-- START OF Source material --

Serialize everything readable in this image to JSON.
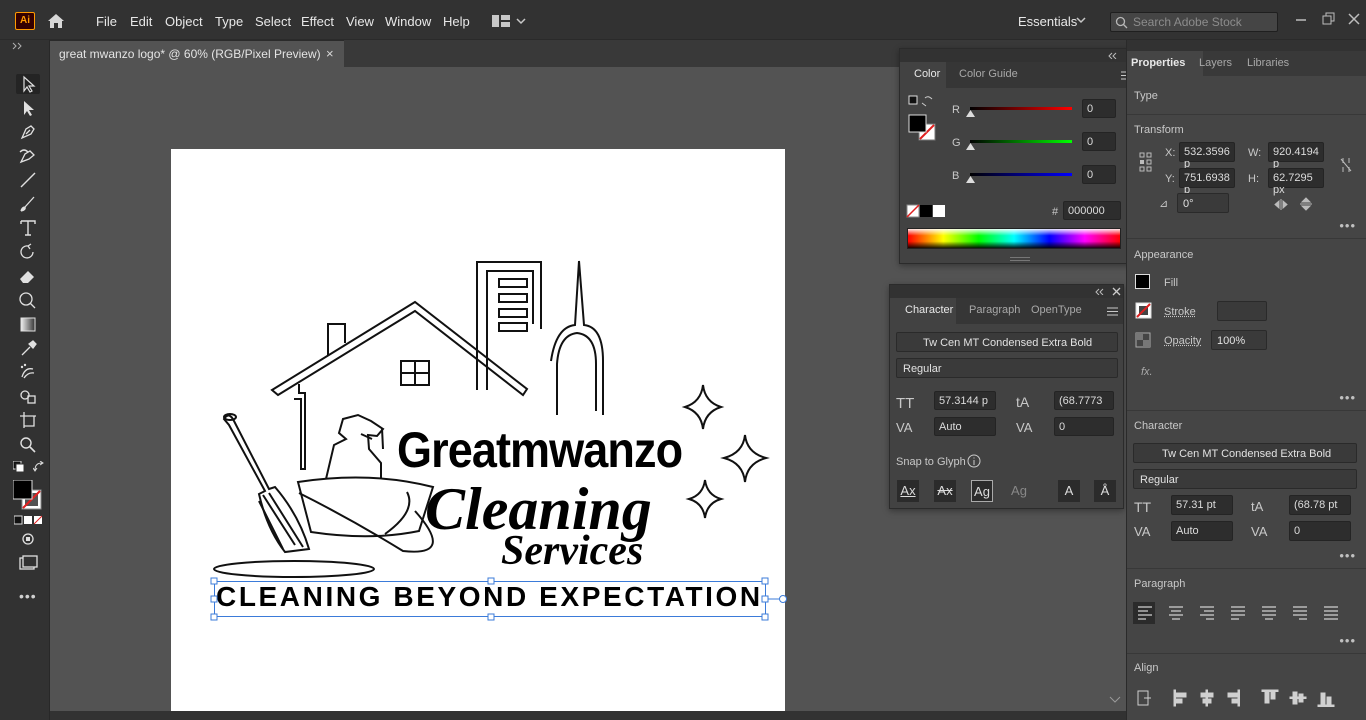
{
  "menubar": {
    "app_badge": "Ai",
    "items": [
      "File",
      "Edit",
      "Object",
      "Type",
      "Select",
      "Effect",
      "View",
      "Window",
      "Help"
    ],
    "workspace": "Essentials",
    "search_placeholder": "Search Adobe Stock"
  },
  "document": {
    "tab_title": "great mwanzo logo* @ 60% (RGB/Pixel Preview)",
    "close": "×"
  },
  "logo": {
    "brand": "Greatmwanzo",
    "line1": "Cleaning",
    "line2": "Services",
    "tagline": "CLEANING BEYOND EXPECTATION"
  },
  "color_panel": {
    "tabs": [
      "Color",
      "Color Guide"
    ],
    "r_label": "R",
    "g_label": "G",
    "b_label": "B",
    "r": "0",
    "g": "0",
    "b": "0",
    "hex_label": "#",
    "hex": "000000"
  },
  "character_panel": {
    "tabs": [
      "Character",
      "Paragraph",
      "OpenType"
    ],
    "font": "Tw Cen MT Condensed Extra Bold",
    "style": "Regular",
    "size": "57.3144 p",
    "leading": "(68.7773",
    "kerning": "Auto",
    "tracking": "0",
    "snap_label": "Snap to Glyph"
  },
  "properties": {
    "tabs": [
      "Properties",
      "Layers",
      "Libraries"
    ],
    "type_label": "Type",
    "transform_label": "Transform",
    "x_label": "X:",
    "x": "532.3596 p",
    "y_label": "Y:",
    "y": "751.6938 p",
    "w_label": "W:",
    "w": "920.4194 p",
    "h_label": "H:",
    "h": "62.7295 px",
    "angle": "0°",
    "appearance_label": "Appearance",
    "fill_label": "Fill",
    "stroke_label": "Stroke",
    "opacity_label": "Opacity",
    "opacity": "100%",
    "fx_label": "fx.",
    "character_label": "Character",
    "char_font": "Tw Cen MT Condensed Extra Bold",
    "char_style": "Regular",
    "char_size": "57.31 pt",
    "char_leading": "(68.78 pt",
    "char_kerning": "Auto",
    "char_tracking": "0",
    "paragraph_label": "Paragraph",
    "align_label": "Align"
  },
  "colors": {
    "panel_bg": "#424242",
    "canvas_bg": "#535353",
    "selection": "#3b7bd9",
    "accent_orange": "#ff9a00"
  }
}
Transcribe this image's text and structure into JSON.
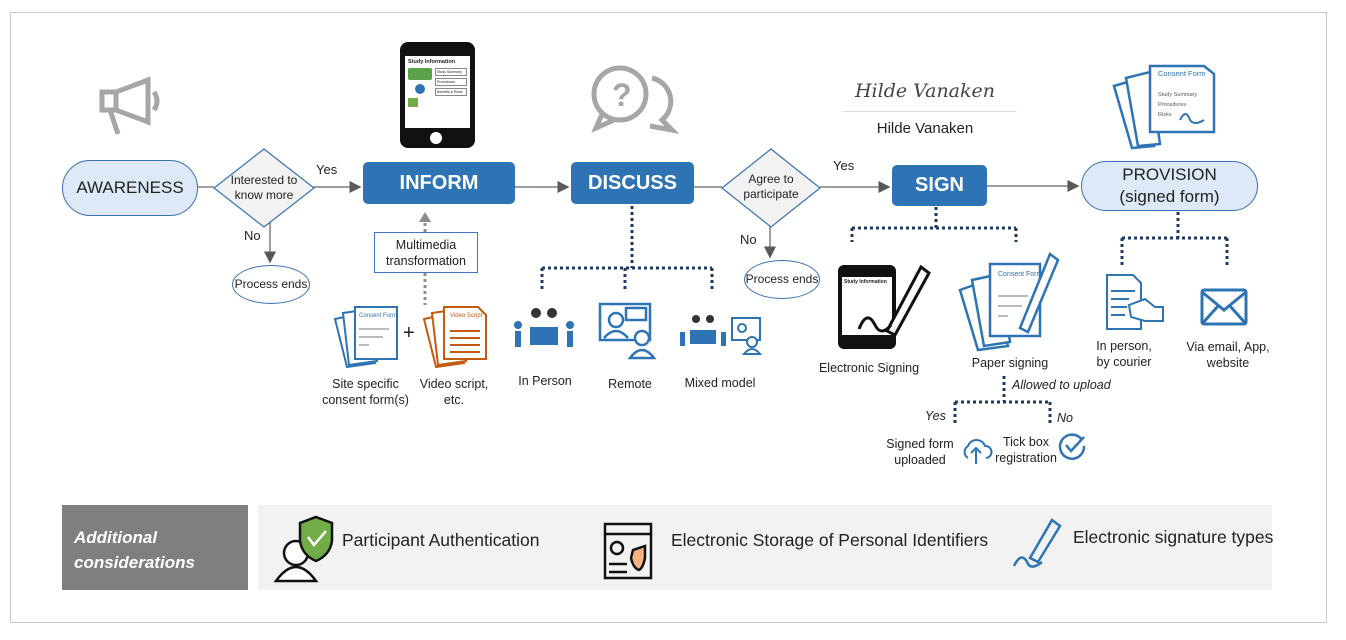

-- END OF Source material --

# [What is required]
Skip the images and write out the rest of the listing exactly.

# [Exercise response]
Serialize everything readable in this image to JSON.
{
  "menubar": {
    "app_badge": "Ai",
    "items": [
      "File",
      "Edit",
      "Object",
      "Type",
      "Select",
      "Effect",
      "View",
      "Window",
      "Help"
    ],
    "workspace": "Essentials",
    "search_placeholder": "Search Adobe Stock"
  },
  "document": {
    "tab_title": "great mwanzo logo* @ 60% (RGB/Pixel Preview)",
    "close": "×"
  },
  "logo": {
    "brand": "Greatmwanzo",
    "line1": "Cleaning",
    "line2": "Services",
    "tagline": "CLEANING BEYOND EXPECTATION"
  },
  "color_panel": {
    "tabs": [
      "Color",
      "Color Guide"
    ],
    "r_label": "R",
    "g_label": "G",
    "b_label": "B",
    "r": "0",
    "g": "0",
    "b": "0",
    "hex_label": "#",
    "hex": "000000"
  },
  "character_panel": {
    "tabs": [
      "Character",
      "Paragraph",
      "OpenType"
    ],
    "font": "Tw Cen MT Condensed Extra Bold",
    "style": "Regular",
    "size": "57.3144 p",
    "leading": "(68.7773",
    "kerning": "Auto",
    "tracking": "0",
    "snap_label": "Snap to Glyph"
  },
  "properties": {
    "tabs": [
      "Properties",
      "Layers",
      "Libraries"
    ],
    "type_label": "Type",
    "transform_label": "Transform",
    "x_label": "X:",
    "x": "532.3596 p",
    "y_label": "Y:",
    "y": "751.6938 p",
    "w_label": "W:",
    "w": "920.4194 p",
    "h_label": "H:",
    "h": "62.7295 px",
    "angle": "0°",
    "appearance_label": "Appearance",
    "fill_label": "Fill",
    "stroke_label": "Stroke",
    "opacity_label": "Opacity",
    "opacity": "100%",
    "fx_label": "fx.",
    "character_label": "Character",
    "char_font": "Tw Cen MT Condensed Extra Bold",
    "char_style": "Regular",
    "char_size": "57.31 pt",
    "char_leading": "(68.78 pt",
    "char_kerning": "Auto",
    "char_tracking": "0",
    "paragraph_label": "Paragraph",
    "align_label": "Align"
  },
  "colors": {
    "panel_bg": "#424242",
    "canvas_bg": "#535353",
    "selection": "#3b7bd9",
    "accent_orange": "#ff9a00"
  }
}
Transcribe this image's text and structure into JSON.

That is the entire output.